▶ Given exercise:
Below is a block of records; return all of them exactly, but without the images.

▶ Source material:
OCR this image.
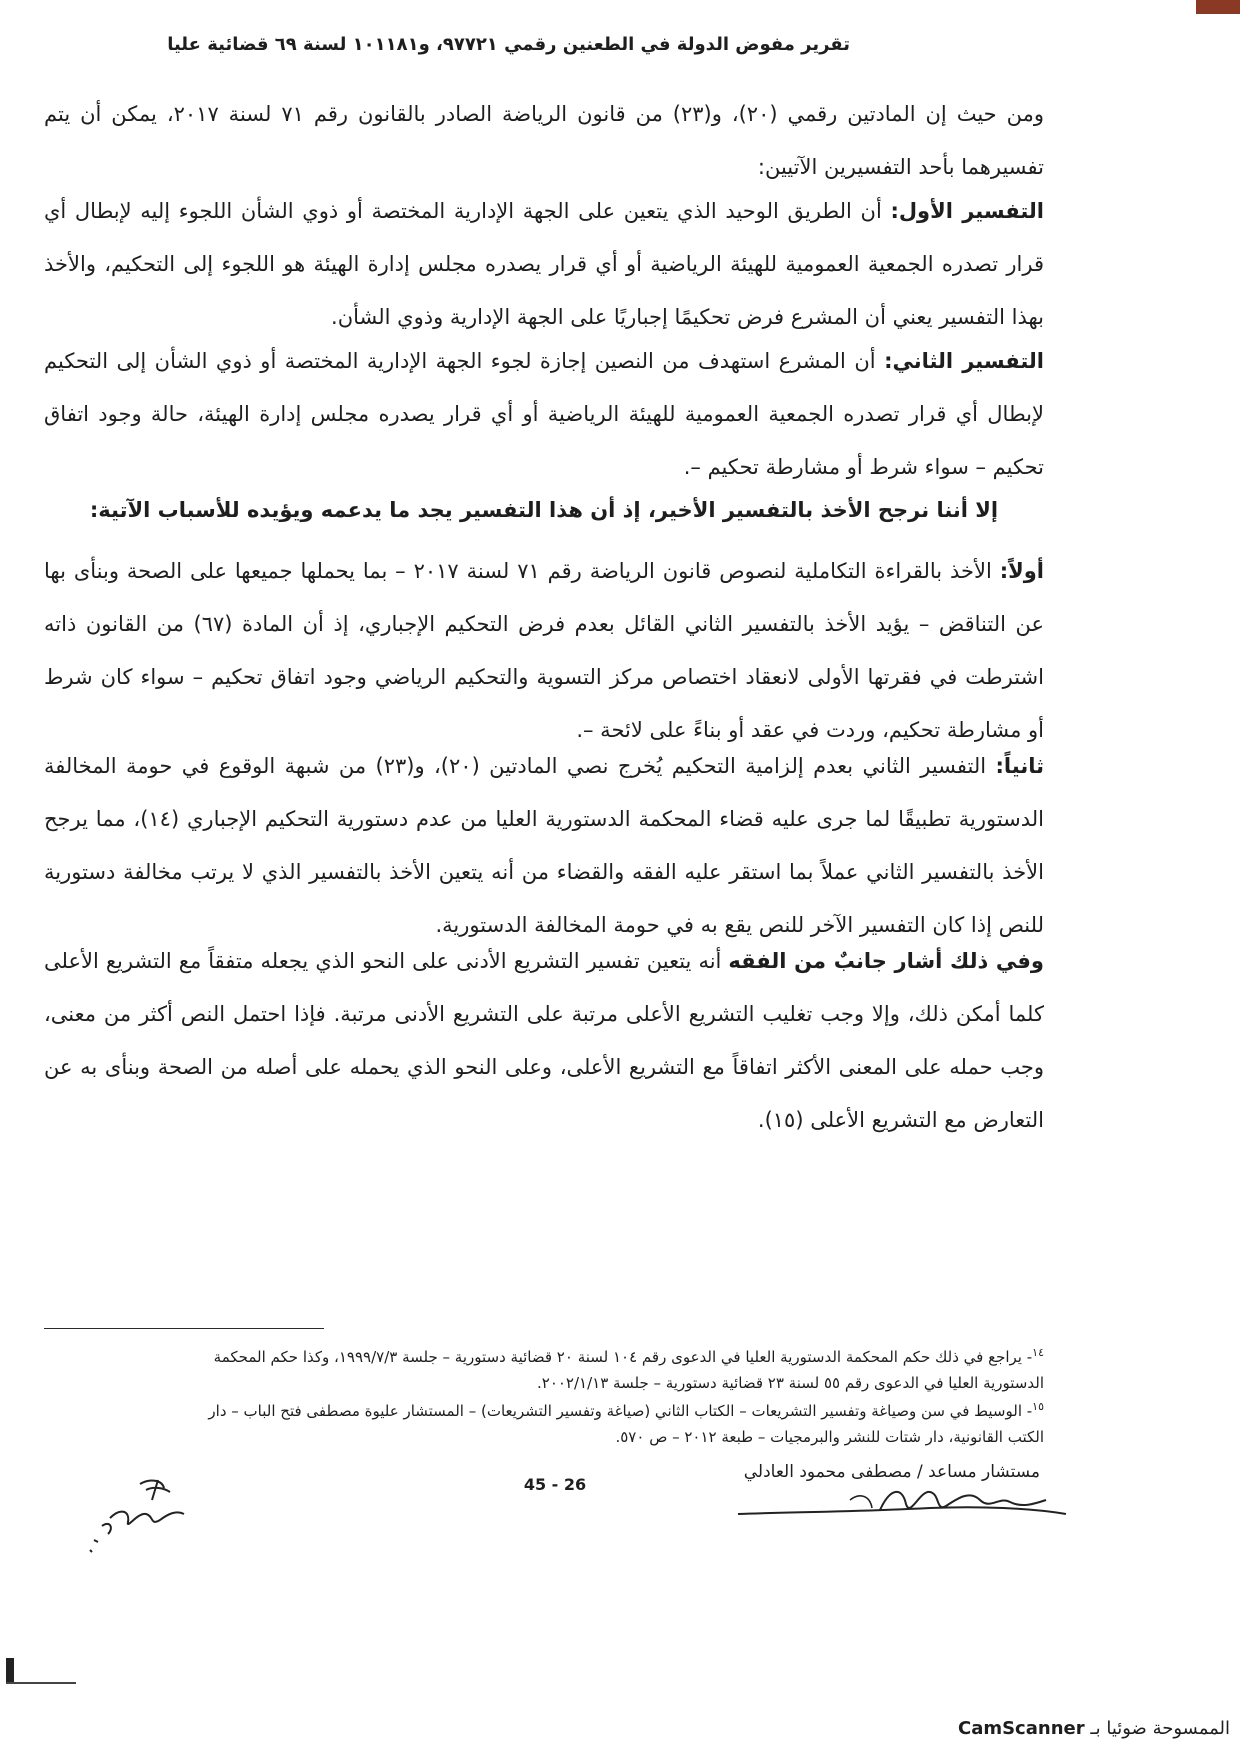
تقرير مفوض الدولة في الطعنين رقمي ٩٧٧٢١، و١٠١١٨١ لسنة ٦٩ قضائية عليا
ومن حيث إن المادتين رقمي (٢٠)، و(٢٣) من قانون الرياضة الصادر بالقانون رقم ٧١ لسنة ٢٠١٧، يمكن أن يتم تفسيرهما بأحد التفسيرين الآتيين:
التفسير الأول: أن الطريق الوحيد الذي يتعين على الجهة الإدارية المختصة أو ذوي الشأن اللجوء إليه لإبطال أي قرار تصدره الجمعية العمومية للهيئة الرياضية أو أي قرار يصدره مجلس إدارة الهيئة هو اللجوء إلى التحكيم، والأخذ بهذا التفسير يعني أن المشرع فرض تحكيمًا إجباريًا على الجهة الإدارية وذوي الشأن.
التفسير الثاني: أن المشرع استهدف من النصين إجازة لجوء الجهة الإدارية المختصة أو ذوي الشأن إلى التحكيم لإبطال أي قرار تصدره الجمعية العمومية للهيئة الرياضية أو أي قرار يصدره مجلس إدارة الهيئة، حالة وجود اتفاق تحكيم – سواء شرط أو مشارطة تحكيم –.
إلا أننا نرجح الأخذ بالتفسير الأخير، إذ أن هذا التفسير يجد ما يدعمه ويؤيده للأسباب الآتية:
أولاً: الأخذ بالقراءة التكاملية لنصوص قانون الرياضة رقم ٧١ لسنة ٢٠١٧ – بما يحملها جميعها على الصحة وبنأى بها عن التناقض – يؤيد الأخذ بالتفسير الثاني القائل بعدم فرض التحكيم الإجباري، إذ أن المادة (٦٧) من القانون ذاته اشترطت في فقرتها الأولى لانعقاد اختصاص مركز التسوية والتحكيم الرياضي وجود اتفاق تحكيم – سواء كان شرط أو مشارطة تحكيم، وردت في عقد أو بناءً على لائحة –.
ثانياً: التفسير الثاني بعدم إلزامية التحكيم يُخرج نصي المادتين (٢٠)، و(٢٣) من شبهة الوقوع في حومة المخالفة الدستورية تطبيقًا لما جرى عليه قضاء المحكمة الدستورية العليا من عدم دستورية التحكيم الإجباري (١٤)، مما يرجح الأخذ بالتفسير الثاني عملاً بما استقر عليه الفقه والقضاء من أنه يتعين الأخذ بالتفسير الذي لا يرتب مخالفة دستورية للنص إذا كان التفسير الآخر للنص يقع به في حومة المخالفة الدستورية.
وفي ذلك أشار جانبٌ من الفقه أنه يتعين تفسير التشريع الأدنى على النحو الذي يجعله متفقاً مع التشريع الأعلى كلما أمكن ذلك، وإلا وجب تغليب التشريع الأعلى مرتبة على التشريع الأدنى مرتبة. فإذا احتمل النص أكثر من معنى، وجب حمله على المعنى الأكثر اتفاقاً مع التشريع الأعلى، وعلى النحو الذي يحمله على أصله من الصحة وبنأى به عن التعارض مع التشريع الأعلى (١٥).
$^{١٤}$- يراجع في ذلك حكم المحكمة الدستورية العليا في الدعوى رقم ١٠٤ لسنة ٢٠ قضائية دستورية – جلسة ١٩٩٩/٧/٣، وكذا حكم المحكمة
الدستورية العليا في الدعوى رقم ٥٥ لسنة ٢٣ قضائية دستورية – جلسة ٢٠٠٢/١/١٣.
$^{١٥}$- الوسيط في سن وصياغة وتفسير التشريعات – الكتاب الثاني (صياغة وتفسير التشريعات) – المستشار عليوة مصطفى فتح الباب – دار
الكتب القانونية، دار شتات للنشر والبرمجيات – طبعة ٢٠١٢ – ص ٥٧٠.
مستشار مساعد / مصطفى محمود العادلي
45 - 26
الممسوحة ضوئيا بـ CamScanner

▶ Task solution:
OCR this image.
تقرير مفوض الدولة في الطعنين رقمي ٩٧٧٢١، و١٠١١٨١ لسنة ٦٩ قضائية عليا
ومن حيث إن المادتين رقمي (٢٠)، و(٢٣) من قانون الرياضة الصادر بالقانون رقم ٧١ لسنة ٢٠١٧، يمكن أن يتم تفسيرهما بأحد التفسيرين الآتيين:
التفسير الأول: أن الطريق الوحيد الذي يتعين على الجهة الإدارية المختصة أو ذوي الشأن اللجوء إليه لإبطال أي قرار تصدره الجمعية العمومية للهيئة الرياضية أو أي قرار يصدره مجلس إدارة الهيئة هو اللجوء إلى التحكيم، والأخذ بهذا التفسير يعني أن المشرع فرض تحكيمًا إجباريًا على الجهة الإدارية وذوي الشأن.
التفسير الثاني: أن المشرع استهدف من النصين إجازة لجوء الجهة الإدارية المختصة أو ذوي الشأن إلى التحكيم لإبطال أي قرار تصدره الجمعية العمومية للهيئة الرياضية أو أي قرار يصدره مجلس إدارة الهيئة، حالة وجود اتفاق تحكيم – سواء شرط أو مشارطة تحكيم –.
إلا أننا نرجح الأخذ بالتفسير الأخير، إذ أن هذا التفسير يجد ما يدعمه ويؤيده للأسباب الآتية:
أولاً: الأخذ بالقراءة التكاملية لنصوص قانون الرياضة رقم ٧١ لسنة ٢٠١٧ – بما يحملها جميعها على الصحة وبنأى بها عن التناقض – يؤيد الأخذ بالتفسير الثاني القائل بعدم فرض التحكيم الإجباري، إذ أن المادة (٦٧) من القانون ذاته اشترطت في فقرتها الأولى لانعقاد اختصاص مركز التسوية والتحكيم الرياضي وجود اتفاق تحكيم – سواء كان شرط أو مشارطة تحكيم، وردت في عقد أو بناءً على لائحة –.
ثانياً: التفسير الثاني بعدم إلزامية التحكيم يُخرج نصي المادتين (٢٠)، و(٢٣) من شبهة الوقوع في حومة المخالفة الدستورية تطبيقًا لما جرى عليه قضاء المحكمة الدستورية العليا من عدم دستورية التحكيم الإجباري (١٤)، مما يرجح الأخذ بالتفسير الثاني عملاً بما استقر عليه الفقه والقضاء من أنه يتعين الأخذ بالتفسير الذي لا يرتب مخالفة دستورية للنص إذا كان التفسير الآخر للنص يقع به في حومة المخالفة الدستورية.
وفي ذلك أشار جانبٌ من الفقه أنه يتعين تفسير التشريع الأدنى على النحو الذي يجعله متفقاً مع التشريع الأعلى كلما أمكن ذلك، وإلا وجب تغليب التشريع الأعلى مرتبة على التشريع الأدنى مرتبة. فإذا احتمل النص أكثر من معنى، وجب حمله على المعنى الأكثر اتفاقاً مع التشريع الأعلى، وعلى النحو الذي يحمله على أصله من الصحة وبنأى به عن التعارض مع التشريع الأعلى (١٥).
$^{١٤}$- يراجع في ذلك حكم المحكمة الدستورية العليا في الدعوى رقم ١٠٤ لسنة ٢٠ قضائية دستورية – جلسة ١٩٩٩/٧/٣، وكذا حكم المحكمة
الدستورية العليا في الدعوى رقم ٥٥ لسنة ٢٣ قضائية دستورية – جلسة ٢٠٠٢/١/١٣.
$^{١٥}$- الوسيط في سن وصياغة وتفسير التشريعات – الكتاب الثاني (صياغة وتفسير التشريعات) – المستشار عليوة مصطفى فتح الباب – دار
الكتب القانونية، دار شتات للنشر والبرمجيات – طبعة ٢٠١٢ – ص ٥٧٠.
مستشار مساعد / مصطفى محمود العادلي
45 - 26
الممسوحة ضوئيا بـ CamScanner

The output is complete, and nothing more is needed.